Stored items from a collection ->

-- Begin --

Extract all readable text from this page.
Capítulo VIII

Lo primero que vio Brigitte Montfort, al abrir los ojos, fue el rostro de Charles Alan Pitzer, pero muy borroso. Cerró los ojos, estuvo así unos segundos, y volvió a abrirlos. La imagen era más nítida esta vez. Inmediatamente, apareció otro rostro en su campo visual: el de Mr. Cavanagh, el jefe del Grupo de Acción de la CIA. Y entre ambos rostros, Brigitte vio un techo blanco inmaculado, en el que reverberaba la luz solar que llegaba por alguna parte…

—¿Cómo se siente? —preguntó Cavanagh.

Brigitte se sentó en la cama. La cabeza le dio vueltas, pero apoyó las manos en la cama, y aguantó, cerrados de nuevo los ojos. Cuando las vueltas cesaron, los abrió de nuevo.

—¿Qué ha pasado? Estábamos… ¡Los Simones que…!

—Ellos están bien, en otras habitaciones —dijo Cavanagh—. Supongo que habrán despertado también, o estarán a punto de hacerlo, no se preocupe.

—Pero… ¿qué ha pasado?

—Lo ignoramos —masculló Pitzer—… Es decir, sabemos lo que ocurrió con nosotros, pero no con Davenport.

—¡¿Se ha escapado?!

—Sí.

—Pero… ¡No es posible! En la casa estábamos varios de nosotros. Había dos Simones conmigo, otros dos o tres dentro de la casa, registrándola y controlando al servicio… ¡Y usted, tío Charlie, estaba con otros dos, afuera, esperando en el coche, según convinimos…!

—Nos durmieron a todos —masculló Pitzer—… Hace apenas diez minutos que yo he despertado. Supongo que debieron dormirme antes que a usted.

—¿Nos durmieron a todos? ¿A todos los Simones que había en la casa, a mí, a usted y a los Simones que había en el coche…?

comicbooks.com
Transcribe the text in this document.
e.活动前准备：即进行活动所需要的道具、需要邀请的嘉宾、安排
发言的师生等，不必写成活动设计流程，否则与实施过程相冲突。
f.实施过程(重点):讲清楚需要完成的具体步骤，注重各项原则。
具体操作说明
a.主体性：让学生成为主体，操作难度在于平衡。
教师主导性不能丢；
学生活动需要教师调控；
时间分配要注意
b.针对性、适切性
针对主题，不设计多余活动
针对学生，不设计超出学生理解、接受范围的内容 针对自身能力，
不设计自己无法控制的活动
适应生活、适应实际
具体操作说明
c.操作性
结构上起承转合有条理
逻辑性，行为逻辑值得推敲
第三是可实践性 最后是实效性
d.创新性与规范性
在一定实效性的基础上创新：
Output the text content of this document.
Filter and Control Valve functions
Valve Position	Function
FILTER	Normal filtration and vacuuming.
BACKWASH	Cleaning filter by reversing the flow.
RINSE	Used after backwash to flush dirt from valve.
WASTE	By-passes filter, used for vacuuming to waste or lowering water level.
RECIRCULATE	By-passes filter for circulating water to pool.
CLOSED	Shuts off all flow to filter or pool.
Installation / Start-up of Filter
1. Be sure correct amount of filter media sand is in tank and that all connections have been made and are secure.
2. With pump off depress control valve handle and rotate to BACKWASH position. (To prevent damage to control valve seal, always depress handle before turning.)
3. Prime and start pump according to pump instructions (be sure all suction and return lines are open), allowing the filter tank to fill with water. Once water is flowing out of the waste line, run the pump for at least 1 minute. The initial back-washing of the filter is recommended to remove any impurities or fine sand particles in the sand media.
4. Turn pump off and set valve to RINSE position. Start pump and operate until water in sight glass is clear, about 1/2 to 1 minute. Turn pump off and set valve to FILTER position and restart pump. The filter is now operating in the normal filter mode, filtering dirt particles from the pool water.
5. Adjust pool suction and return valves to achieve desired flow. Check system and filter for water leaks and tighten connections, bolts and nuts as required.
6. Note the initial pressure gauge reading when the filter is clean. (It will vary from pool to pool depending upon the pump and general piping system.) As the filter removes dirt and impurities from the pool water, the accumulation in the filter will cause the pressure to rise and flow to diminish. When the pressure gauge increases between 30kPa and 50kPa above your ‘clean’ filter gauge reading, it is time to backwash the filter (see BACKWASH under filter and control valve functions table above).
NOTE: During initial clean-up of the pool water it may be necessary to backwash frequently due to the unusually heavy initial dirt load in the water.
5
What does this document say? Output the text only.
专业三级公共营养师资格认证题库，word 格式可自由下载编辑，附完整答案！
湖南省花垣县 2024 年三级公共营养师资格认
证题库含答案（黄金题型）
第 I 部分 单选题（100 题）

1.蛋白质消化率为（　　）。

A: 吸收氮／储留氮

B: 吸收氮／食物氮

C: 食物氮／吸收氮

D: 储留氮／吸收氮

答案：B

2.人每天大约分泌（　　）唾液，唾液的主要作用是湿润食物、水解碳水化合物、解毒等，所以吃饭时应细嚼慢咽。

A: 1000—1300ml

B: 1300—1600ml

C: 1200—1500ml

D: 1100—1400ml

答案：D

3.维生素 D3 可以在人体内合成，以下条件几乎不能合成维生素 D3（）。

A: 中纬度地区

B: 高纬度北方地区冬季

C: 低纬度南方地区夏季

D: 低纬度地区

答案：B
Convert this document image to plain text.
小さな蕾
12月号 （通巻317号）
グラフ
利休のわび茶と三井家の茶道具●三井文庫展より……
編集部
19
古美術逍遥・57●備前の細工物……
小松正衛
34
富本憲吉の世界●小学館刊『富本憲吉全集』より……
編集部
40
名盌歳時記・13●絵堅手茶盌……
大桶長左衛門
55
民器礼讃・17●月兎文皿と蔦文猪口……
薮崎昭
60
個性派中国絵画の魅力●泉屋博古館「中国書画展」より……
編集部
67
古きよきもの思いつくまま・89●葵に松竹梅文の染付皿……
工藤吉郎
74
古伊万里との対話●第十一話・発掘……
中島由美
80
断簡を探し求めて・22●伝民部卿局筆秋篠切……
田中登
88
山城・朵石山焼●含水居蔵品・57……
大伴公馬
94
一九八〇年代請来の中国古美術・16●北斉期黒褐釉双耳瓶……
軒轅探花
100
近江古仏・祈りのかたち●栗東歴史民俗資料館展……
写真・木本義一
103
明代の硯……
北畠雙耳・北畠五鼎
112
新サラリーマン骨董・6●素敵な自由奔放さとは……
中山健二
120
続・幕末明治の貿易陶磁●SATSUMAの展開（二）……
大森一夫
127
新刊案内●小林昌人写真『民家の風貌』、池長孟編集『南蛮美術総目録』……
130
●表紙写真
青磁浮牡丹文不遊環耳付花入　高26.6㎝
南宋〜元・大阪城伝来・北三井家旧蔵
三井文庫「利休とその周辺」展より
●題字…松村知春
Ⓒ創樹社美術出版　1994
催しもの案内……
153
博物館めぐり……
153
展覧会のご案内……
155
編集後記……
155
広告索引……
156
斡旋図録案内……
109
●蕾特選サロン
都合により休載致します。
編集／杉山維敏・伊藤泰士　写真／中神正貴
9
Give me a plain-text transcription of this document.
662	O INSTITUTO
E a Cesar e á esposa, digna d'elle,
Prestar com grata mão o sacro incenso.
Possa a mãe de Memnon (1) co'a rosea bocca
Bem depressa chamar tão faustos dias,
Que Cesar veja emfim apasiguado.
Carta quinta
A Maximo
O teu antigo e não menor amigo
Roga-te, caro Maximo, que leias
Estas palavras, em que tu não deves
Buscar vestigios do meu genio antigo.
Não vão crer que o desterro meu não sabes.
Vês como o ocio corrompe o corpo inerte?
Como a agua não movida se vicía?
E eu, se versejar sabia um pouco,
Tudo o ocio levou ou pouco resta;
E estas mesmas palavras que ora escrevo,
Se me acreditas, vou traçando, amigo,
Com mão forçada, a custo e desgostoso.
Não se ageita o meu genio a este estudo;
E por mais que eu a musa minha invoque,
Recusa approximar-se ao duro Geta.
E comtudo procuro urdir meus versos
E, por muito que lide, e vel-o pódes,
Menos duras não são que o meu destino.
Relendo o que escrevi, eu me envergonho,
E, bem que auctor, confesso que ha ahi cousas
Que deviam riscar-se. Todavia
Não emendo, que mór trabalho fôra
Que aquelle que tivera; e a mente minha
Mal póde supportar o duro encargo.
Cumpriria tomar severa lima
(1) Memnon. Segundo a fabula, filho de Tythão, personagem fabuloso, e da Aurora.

-- End --

Work required -> Copy out every line where the word "Memnon" occurs.

Complete answer ->
Possa a mãe de Memnon (1) co'a rosea bocca
(1) Memnon. Segundo a fabula, filho de Tythão, personagem fabuloso, e da Aurora.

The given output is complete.